Prompt: Output each line of the material exactly as it stands.

Records for this task:

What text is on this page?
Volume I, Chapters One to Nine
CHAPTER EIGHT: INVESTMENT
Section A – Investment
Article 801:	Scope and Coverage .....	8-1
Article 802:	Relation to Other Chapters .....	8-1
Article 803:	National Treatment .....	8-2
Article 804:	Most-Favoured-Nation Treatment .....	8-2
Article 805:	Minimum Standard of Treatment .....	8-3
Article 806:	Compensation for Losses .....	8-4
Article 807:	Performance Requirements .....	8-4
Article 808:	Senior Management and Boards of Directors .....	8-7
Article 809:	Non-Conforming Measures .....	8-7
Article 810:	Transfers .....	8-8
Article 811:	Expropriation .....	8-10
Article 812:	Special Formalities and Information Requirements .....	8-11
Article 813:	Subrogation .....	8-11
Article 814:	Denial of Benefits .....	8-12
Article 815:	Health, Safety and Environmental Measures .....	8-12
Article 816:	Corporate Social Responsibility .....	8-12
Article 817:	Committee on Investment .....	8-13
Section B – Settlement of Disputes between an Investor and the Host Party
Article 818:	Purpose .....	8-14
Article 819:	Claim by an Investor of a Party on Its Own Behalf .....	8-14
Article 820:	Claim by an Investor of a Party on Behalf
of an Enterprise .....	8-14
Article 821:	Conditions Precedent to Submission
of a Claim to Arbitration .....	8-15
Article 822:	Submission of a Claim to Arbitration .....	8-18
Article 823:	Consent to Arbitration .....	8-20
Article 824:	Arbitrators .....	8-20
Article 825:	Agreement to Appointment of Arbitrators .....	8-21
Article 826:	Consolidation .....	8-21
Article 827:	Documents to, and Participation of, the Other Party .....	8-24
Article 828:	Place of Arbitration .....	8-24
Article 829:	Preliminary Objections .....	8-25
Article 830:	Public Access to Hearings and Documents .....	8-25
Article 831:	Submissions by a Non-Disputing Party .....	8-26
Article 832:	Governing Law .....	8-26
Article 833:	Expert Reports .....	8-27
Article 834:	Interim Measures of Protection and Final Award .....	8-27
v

Response to this exercise:
What text is on this page?
Volume I, Chapters One to Nine
CHAPTER EIGHT: INVESTMENT
Section A – Investment
Article 801:	Scope and Coverage .....	8-1
Article 802:	Relation to Other Chapters .....	8-1
Article 803:	National Treatment .....	8-2
Article 804:	Most-Favoured-Nation Treatment .....	8-2
Article 805:	Minimum Standard of Treatment .....	8-3
Article 806:	Compensation for Losses .....	8-4
Article 807:	Performance Requirements .....	8-4
Article 808:	Senior Management and Boards of Directors .....	8-7
Article 809:	Non-Conforming Measures .....	8-7
Article 810:	Transfers .....	8-8
Article 811:	Expropriation .....	8-10
Article 812:	Special Formalities and Information Requirements .....	8-11
Article 813:	Subrogation .....	8-11
Article 814:	Denial of Benefits .....	8-12
Article 815:	Health, Safety and Environmental Measures .....	8-12
Article 816:	Corporate Social Responsibility .....	8-12
Article 817:	Committee on Investment .....	8-13
Section B – Settlement of Disputes between an Investor and the Host Party
Article 818:	Purpose .....	8-14
Article 819:	Claim by an Investor of a Party on Its Own Behalf .....	8-14
Article 820:	Claim by an Investor of a Party on Behalf
of an Enterprise .....	8-14
Article 821:	Conditions Precedent to Submission
of a Claim to Arbitration .....	8-15
Article 822:	Submission of a Claim to Arbitration .....	8-18
Article 823:	Consent to Arbitration .....	8-20
Article 824:	Arbitrators .....	8-20
Article 825:	Agreement to Appointment of Arbitrators .....	8-21
Article 826:	Consolidation .....	8-21
Article 827:	Documents to, and Participation of, the Other Party .....	8-24
Article 828:	Place of Arbitration .....	8-24
Article 829:	Preliminary Objections .....	8-25
Article 830:	Public Access to Hearings and Documents .....	8-25
Article 831:	Submissions by a Non-Disputing Party .....	8-26
Article 832:	Governing Law .....	8-26
Article 833:	Expert Reports .....	8-27
Article 834:	Interim Measures of Protection and Final Award .....	8-27
v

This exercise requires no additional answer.